> _TEXTAUSSCHNITT_
# # #

Nach diesem Besuch ging es 90 Minuten weiter nach Süden zu unserer Partnerkooperative ACRIM, wo uns unsere Freunde schon erwarteten. Nach der Verkostung von mehreren sehr hochwertigen Lots von Walter Castillo und Luz Merino begannen wir unsere Versammlung. 

Dabei zeigten sich zwei wesentliche Herausforderungen. Die Genossenschaft ist stark unter Druck, da der ehemalige Verwalter Hitler Vicente nun für einen großen Zwischenhändler Kaffee von den Produzenten der Genossenschaft versucht aufzukaufen. Er besucht mit seinem durch langjährige Arbeit in der Genossenschaft erworbenem Insider-Knowhow der Reihe nach alle besonders guten Mitglieder der Genossenschaft und bietet ihnen höhere Preise als die Genossenschaft dies kann. Dies ist vor allem möglich, weil er als Firma keinerlei soziale Aufgaben oder Schulungen übernimmt und keinerlei laufende Kosten hat. Er ist nur Zwischenhändler. Jedes Mitglied der Kooperative, das Kaffee an ihn verkauft steht also vor dem Dilemma: Bin ich solidarisch zu meiner eigenen Organisation oder ist mir mein Hemd näher als meine Hose. Das sorgt für sehr viel Unmut und Zwietracht in der Genossenschaft und auch für Wut auf Vicente. 

Die andere Herausforderung hat auch mit uns zu tun. Immer mehr Mitglieder, insbesondere die Jugendlichen und die gut ausgebildeten produzieren immer mehr besonders hochwertige Kaffees. Für diese Kaffees gibt es für die kooperative Struktur so gut wie keinen Markt. Also werden sie an Aufkäufer und Zwischenhändler für Spezialitätenkaffee abgegeben. Diese sind in der Lage und willens, höhere Preise zu bezahlen. Die Kooperative hat einerseits zu wenig Käufer, die sich für diesen Kaffee interessieren und andererseits auch keinerlei Strukturen wie sie diesen Kaffee gerecht bezahlen kann. Das bedeutet: Was für einen Anteil des Mehrwertes bekäme die Kooperative für ihren Aufwand und was für einen Anteil die einzelnen ProduzentInnen? Dies ist definitiv eine Diskussion, die in der Kooperative noch aussteht. Auch für uns als Quijote Kaffee ist das von Bedeutung. Für uns käme der Kauf von Microlots nur in Frage, wenn es einen gerechten Schlüssel gäbe, wie der Mehrwert von besonders hochwertigem Kaffee zwischen Genossenschaft und Produzent verteilt wird. Darüber hinaus müsste die Kooperative lernen, diese einzelnen lots mit jeweiligen Informationen zu den Produzierenden, der Verarbeitung, den Varietäten und den Fincas zu versehen. Am besten wären dazu kurze Videos und gute Fotografien mit einer kurzen Story und eventuelle weitere Besonderheiten des Produktes.

# # #

> _GEGEBENE EINTRÄGE_

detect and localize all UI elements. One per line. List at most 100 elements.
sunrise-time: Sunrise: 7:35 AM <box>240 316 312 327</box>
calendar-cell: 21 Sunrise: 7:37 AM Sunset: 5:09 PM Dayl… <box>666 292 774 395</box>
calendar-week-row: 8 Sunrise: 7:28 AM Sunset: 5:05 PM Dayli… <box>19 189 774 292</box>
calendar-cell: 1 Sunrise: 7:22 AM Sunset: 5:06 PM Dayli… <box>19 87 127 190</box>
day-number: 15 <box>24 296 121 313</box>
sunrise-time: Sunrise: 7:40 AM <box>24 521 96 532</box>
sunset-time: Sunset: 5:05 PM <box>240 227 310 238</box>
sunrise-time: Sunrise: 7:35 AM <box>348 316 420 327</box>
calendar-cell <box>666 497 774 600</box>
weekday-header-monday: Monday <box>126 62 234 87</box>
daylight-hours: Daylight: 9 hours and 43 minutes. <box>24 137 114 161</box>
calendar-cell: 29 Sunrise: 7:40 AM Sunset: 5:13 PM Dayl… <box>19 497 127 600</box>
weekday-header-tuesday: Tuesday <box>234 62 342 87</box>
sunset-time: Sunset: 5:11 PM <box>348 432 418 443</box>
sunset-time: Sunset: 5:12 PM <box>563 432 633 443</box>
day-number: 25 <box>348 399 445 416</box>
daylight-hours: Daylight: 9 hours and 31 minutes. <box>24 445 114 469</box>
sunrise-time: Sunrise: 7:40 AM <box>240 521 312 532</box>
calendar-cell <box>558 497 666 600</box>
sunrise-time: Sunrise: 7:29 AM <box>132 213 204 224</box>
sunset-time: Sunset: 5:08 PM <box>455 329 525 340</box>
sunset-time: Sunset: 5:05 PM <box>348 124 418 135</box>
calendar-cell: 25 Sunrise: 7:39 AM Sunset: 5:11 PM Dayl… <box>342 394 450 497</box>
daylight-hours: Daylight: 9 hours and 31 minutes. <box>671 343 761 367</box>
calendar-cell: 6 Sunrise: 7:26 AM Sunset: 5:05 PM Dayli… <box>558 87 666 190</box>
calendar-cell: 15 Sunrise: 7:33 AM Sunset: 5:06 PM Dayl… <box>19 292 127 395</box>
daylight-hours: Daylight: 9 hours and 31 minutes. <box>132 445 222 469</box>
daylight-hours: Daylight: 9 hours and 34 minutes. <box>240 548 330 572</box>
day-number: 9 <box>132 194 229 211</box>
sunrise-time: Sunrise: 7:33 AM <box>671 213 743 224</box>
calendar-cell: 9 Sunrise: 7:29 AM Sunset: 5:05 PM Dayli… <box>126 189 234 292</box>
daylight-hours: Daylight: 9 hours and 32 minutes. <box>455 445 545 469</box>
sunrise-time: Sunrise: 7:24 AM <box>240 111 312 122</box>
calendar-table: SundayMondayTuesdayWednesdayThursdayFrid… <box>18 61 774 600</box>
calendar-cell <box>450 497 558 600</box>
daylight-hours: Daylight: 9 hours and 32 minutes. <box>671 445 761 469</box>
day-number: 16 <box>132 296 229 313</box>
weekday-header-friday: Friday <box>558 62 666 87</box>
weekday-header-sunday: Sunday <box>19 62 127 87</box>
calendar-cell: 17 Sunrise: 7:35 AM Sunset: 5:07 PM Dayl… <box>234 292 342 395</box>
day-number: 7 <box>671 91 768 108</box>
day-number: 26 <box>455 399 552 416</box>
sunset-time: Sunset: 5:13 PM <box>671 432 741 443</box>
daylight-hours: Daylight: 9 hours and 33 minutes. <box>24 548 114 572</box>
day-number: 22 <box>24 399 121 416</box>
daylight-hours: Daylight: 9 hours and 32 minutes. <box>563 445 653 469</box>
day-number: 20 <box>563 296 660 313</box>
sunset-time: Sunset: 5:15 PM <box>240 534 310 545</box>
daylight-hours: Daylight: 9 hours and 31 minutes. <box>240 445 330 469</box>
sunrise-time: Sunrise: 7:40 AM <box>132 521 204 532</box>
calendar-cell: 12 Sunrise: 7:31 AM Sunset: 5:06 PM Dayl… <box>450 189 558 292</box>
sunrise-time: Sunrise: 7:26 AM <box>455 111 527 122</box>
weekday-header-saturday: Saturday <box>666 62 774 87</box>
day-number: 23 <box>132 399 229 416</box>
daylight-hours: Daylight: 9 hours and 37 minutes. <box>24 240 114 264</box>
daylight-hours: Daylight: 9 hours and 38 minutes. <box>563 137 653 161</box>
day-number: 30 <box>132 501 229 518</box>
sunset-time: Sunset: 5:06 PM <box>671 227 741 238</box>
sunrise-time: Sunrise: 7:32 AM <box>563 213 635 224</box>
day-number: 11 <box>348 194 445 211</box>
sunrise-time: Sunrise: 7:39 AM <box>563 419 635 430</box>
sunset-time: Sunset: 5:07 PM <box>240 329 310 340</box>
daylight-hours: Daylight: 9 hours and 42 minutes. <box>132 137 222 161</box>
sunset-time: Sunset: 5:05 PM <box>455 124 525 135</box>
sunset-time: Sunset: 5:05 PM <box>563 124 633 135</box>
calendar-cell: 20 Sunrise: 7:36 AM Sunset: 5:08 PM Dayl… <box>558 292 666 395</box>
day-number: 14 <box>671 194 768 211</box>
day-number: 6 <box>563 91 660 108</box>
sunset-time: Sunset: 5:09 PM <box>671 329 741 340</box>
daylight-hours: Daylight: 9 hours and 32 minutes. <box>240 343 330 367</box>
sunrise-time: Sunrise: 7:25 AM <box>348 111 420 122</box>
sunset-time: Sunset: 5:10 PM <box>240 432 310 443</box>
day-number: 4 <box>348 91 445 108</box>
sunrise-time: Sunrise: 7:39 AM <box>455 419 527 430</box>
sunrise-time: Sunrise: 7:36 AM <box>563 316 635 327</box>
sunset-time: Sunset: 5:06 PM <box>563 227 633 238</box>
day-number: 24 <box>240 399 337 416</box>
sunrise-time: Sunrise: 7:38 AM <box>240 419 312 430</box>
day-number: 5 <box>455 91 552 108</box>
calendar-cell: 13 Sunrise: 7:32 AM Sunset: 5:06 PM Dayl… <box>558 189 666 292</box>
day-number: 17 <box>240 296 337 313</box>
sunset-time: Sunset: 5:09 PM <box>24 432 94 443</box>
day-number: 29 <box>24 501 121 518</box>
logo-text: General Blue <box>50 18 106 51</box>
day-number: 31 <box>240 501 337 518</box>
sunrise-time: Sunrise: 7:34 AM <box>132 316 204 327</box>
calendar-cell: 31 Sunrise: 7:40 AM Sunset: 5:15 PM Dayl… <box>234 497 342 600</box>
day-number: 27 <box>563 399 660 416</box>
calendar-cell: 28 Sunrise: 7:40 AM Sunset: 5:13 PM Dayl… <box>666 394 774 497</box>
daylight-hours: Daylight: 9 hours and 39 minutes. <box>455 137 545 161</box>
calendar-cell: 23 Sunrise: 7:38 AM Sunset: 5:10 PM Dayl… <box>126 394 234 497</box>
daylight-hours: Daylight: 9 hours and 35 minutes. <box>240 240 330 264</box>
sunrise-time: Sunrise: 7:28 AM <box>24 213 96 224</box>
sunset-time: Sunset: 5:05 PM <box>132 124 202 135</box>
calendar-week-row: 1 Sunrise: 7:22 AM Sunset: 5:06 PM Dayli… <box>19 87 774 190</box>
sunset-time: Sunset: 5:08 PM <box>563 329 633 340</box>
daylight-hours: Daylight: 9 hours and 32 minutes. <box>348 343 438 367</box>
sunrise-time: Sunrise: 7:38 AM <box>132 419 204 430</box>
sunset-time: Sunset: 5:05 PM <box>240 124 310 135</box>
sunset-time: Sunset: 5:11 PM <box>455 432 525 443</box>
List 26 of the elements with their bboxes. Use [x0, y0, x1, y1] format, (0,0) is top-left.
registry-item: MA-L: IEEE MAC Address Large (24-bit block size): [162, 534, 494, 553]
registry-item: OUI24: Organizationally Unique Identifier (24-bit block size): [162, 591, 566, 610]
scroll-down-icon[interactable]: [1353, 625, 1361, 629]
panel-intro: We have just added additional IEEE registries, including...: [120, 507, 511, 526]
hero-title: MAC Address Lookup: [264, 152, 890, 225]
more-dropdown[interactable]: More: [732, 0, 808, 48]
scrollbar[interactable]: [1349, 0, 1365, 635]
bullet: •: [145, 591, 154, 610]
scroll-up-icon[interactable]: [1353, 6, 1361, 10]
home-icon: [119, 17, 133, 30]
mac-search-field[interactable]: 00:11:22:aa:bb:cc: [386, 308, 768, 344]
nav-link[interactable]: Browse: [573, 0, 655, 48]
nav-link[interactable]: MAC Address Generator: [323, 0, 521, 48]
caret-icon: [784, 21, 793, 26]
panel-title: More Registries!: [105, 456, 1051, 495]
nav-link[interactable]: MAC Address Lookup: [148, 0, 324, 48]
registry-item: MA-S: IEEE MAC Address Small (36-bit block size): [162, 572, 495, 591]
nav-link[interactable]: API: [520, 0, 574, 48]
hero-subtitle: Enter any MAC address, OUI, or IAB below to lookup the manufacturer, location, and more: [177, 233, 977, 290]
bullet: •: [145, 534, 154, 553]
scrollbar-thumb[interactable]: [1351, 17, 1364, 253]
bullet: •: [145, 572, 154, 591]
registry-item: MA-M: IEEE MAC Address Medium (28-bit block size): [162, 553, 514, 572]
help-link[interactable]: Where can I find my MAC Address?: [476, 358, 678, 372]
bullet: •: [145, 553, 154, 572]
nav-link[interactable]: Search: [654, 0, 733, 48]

# # #

> _AUFGABEN_
(1) Bitte entnimm dem Textausschnitt wortgetreu die Stelle von „Nach diesem Besuch“ bis einschließlich „wir unsere Versammlung.“.
(2) Unter welcher Bedingung käme laut Textausschnitt für Quijote Kaffee der Kauf von Microlots in Frage?
Die Einträge braucht man zur Bearbeitung nicht.

> _LÖSUNGEN_
(1)
Nach diesem Besuch ging es 90 Minuten weiter nach Süden zu unserer Partnerkooperative ACRIM, wo uns unsere Freunde schon erwarteten. Nach der Verkostung von mehreren sehr hochwertigen Lots von Walter Castillo und Luz Merino begannen wir unsere Versammlung.

(2) Nur wenn es einen gerechten Schlüssel gäbe, wie der Mehrwert von besonders hochwertigem Kaffee zwischen Genossenschaft und Produzent verteilt wird.